**Task prompt:** Quote every line of the material beneath this one.

(Dataset records)
## start
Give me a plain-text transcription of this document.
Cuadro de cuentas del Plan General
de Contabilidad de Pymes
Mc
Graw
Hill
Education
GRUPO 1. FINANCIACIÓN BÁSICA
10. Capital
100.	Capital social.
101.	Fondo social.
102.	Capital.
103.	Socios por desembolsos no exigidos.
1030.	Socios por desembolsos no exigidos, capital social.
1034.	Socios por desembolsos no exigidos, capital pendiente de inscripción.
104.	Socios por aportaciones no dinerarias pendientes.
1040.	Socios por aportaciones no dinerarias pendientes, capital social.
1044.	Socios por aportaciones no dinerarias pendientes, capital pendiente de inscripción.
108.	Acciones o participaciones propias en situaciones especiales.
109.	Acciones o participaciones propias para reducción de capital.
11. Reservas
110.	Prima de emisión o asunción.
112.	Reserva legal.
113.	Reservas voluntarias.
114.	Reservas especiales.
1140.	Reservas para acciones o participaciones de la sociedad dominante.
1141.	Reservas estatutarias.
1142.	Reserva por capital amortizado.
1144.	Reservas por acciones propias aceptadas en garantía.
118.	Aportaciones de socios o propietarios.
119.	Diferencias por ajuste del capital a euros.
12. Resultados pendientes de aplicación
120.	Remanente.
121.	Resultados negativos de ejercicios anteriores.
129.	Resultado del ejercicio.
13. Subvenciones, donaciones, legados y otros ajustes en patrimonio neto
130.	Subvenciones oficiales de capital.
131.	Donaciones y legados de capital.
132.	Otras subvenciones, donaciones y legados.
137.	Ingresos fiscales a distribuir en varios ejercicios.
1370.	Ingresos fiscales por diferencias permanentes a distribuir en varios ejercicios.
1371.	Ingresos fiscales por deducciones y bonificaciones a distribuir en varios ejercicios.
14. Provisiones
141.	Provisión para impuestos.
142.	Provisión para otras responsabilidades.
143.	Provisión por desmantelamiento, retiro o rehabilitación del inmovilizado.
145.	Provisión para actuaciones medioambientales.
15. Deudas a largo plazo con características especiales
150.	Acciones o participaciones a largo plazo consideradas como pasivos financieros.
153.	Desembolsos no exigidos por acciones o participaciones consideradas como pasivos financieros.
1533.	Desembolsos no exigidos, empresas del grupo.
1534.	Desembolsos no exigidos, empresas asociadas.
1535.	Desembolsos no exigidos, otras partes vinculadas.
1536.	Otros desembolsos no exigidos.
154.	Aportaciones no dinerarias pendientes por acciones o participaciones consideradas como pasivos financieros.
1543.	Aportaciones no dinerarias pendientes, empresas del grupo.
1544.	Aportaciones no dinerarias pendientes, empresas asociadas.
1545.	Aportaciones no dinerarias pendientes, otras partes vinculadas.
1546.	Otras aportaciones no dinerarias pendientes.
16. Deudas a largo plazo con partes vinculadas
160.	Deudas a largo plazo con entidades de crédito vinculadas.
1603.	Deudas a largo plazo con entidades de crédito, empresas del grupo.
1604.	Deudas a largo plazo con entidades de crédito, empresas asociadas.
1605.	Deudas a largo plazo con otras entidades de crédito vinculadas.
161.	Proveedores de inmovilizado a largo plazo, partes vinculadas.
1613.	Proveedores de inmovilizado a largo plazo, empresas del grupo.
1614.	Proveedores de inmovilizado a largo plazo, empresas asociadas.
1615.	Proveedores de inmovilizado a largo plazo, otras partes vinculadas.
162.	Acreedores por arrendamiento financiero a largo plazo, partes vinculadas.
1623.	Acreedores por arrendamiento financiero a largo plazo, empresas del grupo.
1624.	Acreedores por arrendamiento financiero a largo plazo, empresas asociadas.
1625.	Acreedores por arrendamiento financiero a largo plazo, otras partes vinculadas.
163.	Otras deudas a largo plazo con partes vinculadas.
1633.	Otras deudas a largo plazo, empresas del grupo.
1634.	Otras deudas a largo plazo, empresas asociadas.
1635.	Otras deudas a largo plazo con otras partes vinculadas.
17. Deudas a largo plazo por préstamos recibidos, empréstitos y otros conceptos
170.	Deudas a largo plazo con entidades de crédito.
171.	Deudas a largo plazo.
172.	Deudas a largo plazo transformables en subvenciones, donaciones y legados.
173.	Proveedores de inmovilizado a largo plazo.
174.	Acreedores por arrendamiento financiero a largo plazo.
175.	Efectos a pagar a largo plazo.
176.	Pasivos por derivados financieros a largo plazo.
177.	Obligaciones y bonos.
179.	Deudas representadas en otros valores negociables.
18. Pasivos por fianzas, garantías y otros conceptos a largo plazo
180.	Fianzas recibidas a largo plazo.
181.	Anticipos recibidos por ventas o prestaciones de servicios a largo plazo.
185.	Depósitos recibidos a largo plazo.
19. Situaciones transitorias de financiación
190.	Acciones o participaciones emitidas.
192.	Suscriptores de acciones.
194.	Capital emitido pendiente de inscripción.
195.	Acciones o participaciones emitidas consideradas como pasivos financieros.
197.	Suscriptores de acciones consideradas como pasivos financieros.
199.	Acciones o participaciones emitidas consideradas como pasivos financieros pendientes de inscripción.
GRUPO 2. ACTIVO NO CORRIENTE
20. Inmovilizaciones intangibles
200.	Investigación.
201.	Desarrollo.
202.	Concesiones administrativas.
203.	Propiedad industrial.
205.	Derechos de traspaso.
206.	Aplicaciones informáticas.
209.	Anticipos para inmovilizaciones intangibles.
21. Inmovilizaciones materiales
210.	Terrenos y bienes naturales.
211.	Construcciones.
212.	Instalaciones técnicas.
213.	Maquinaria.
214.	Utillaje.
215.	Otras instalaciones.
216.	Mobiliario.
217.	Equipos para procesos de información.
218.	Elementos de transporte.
## end
**Response below:**
Give me a plain-text transcription of this document.
Cuadro de cuentas del Plan General
de Contabilidad de Pymes
Mc
Graw
Hill
Education
GRUPO 1. FINANCIACIÓN BÁSICA
10. Capital
100.	Capital social.
101.	Fondo social.
102.	Capital.
103.	Socios por desembolsos no exigidos.
1030.	Socios por desembolsos no exigidos, capital social.
1034.	Socios por desembolsos no exigidos, capital pendiente de inscripción.
104.	Socios por aportaciones no dinerarias pendientes.
1040.	Socios por aportaciones no dinerarias pendientes, capital social.
1044.	Socios por aportaciones no dinerarias pendientes, capital pendiente de inscripción.
108.	Acciones o participaciones propias en situaciones especiales.
109.	Acciones o participaciones propias para reducción de capital.
11. Reservas
110.	Prima de emisión o asunción.
112.	Reserva legal.
113.	Reservas voluntarias.
114.	Reservas especiales.
1140.	Reservas para acciones o participaciones de la sociedad dominante.
1141.	Reservas estatutarias.
1142.	Reserva por capital amortizado.
1144.	Reservas por acciones propias aceptadas en garantía.
118.	Aportaciones de socios o propietarios.
119.	Diferencias por ajuste del capital a euros.
12. Resultados pendientes de aplicación
120.	Remanente.
121.	Resultados negativos de ejercicios anteriores.
129.	Resultado del ejercicio.
13. Subvenciones, donaciones, legados y otros ajustes en patrimonio neto
130.	Subvenciones oficiales de capital.
131.	Donaciones y legados de capital.
132.	Otras subvenciones, donaciones y legados.
137.	Ingresos fiscales a distribuir en varios ejercicios.
1370.	Ingresos fiscales por diferencias permanentes a distribuir en varios ejercicios.
1371.	Ingresos fiscales por deducciones y bonificaciones a distribuir en varios ejercicios.
14. Provisiones
141.	Provisión para impuestos.
142.	Provisión para otras responsabilidades.
143.	Provisión por desmantelamiento, retiro o rehabilitación del inmovilizado.
145.	Provisión para actuaciones medioambientales.
15. Deudas a largo plazo con características especiales
150.	Acciones o participaciones a largo plazo consideradas como pasivos financieros.
153.	Desembolsos no exigidos por acciones o participaciones consideradas como pasivos financieros.
1533.	Desembolsos no exigidos, empresas del grupo.
1534.	Desembolsos no exigidos, empresas asociadas.
1535.	Desembolsos no exigidos, otras partes vinculadas.
1536.	Otros desembolsos no exigidos.
154.	Aportaciones no dinerarias pendientes por acciones o participaciones consideradas como pasivos financieros.
1543.	Aportaciones no dinerarias pendientes, empresas del grupo.
1544.	Aportaciones no dinerarias pendientes, empresas asociadas.
1545.	Aportaciones no dinerarias pendientes, otras partes vinculadas.
1546.	Otras aportaciones no dinerarias pendientes.
16. Deudas a largo plazo con partes vinculadas
160.	Deudas a largo plazo con entidades de crédito vinculadas.
1603.	Deudas a largo plazo con entidades de crédito, empresas del grupo.
1604.	Deudas a largo plazo con entidades de crédito, empresas asociadas.
1605.	Deudas a largo plazo con otras entidades de crédito vinculadas.
161.	Proveedores de inmovilizado a largo plazo, partes vinculadas.
1613.	Proveedores de inmovilizado a largo plazo, empresas del grupo.
1614.	Proveedores de inmovilizado a largo plazo, empresas asociadas.
1615.	Proveedores de inmovilizado a largo plazo, otras partes vinculadas.
162.	Acreedores por arrendamiento financiero a largo plazo, partes vinculadas.
1623.	Acreedores por arrendamiento financiero a largo plazo, empresas del grupo.
1624.	Acreedores por arrendamiento financiero a largo plazo, empresas asociadas.
1625.	Acreedores por arrendamiento financiero a largo plazo, otras partes vinculadas.
163.	Otras deudas a largo plazo con partes vinculadas.
1633.	Otras deudas a largo plazo, empresas del grupo.
1634.	Otras deudas a largo plazo, empresas asociadas.
1635.	Otras deudas a largo plazo con otras partes vinculadas.
17. Deudas a largo plazo por préstamos recibidos, empréstitos y otros conceptos
170.	Deudas a largo plazo con entidades de crédito.
171.	Deudas a largo plazo.
172.	Deudas a largo plazo transformables en subvenciones, donaciones y legados.
173.	Proveedores de inmovilizado a largo plazo.
174.	Acreedores por arrendamiento financiero a largo plazo.
175.	Efectos a pagar a largo plazo.
176.	Pasivos por derivados financieros a largo plazo.
177.	Obligaciones y bonos.
179.	Deudas representadas en otros valores negociables.
18. Pasivos por fianzas, garantías y otros conceptos a largo plazo
180.	Fianzas recibidas a largo plazo.
181.	Anticipos recibidos por ventas o prestaciones de servicios a largo plazo.
185.	Depósitos recibidos a largo plazo.
19. Situaciones transitorias de financiación
190.	Acciones o participaciones emitidas.
192.	Suscriptores de acciones.
194.	Capital emitido pendiente de inscripción.
195.	Acciones o participaciones emitidas consideradas como pasivos financieros.
197.	Suscriptores de acciones consideradas como pasivos financieros.
199.	Acciones o participaciones emitidas consideradas como pasivos financieros pendientes de inscripción.
GRUPO 2. ACTIVO NO CORRIENTE
20. Inmovilizaciones intangibles
200.	Investigación.
201.	Desarrollo.
202.	Concesiones administrativas.
203.	Propiedad industrial.
205.	Derechos de traspaso.
206.	Aplicaciones informáticas.
209.	Anticipos para inmovilizaciones intangibles.
21. Inmovilizaciones materiales
210.	Terrenos y bienes naturales.
211.	Construcciones.
212.	Instalaciones técnicas.
213.	Maquinaria.
214.	Utillaje.
215.	Otras instalaciones.
216.	Mobiliario.
217.	Equipos para procesos de información.
218.	Elementos de transporte.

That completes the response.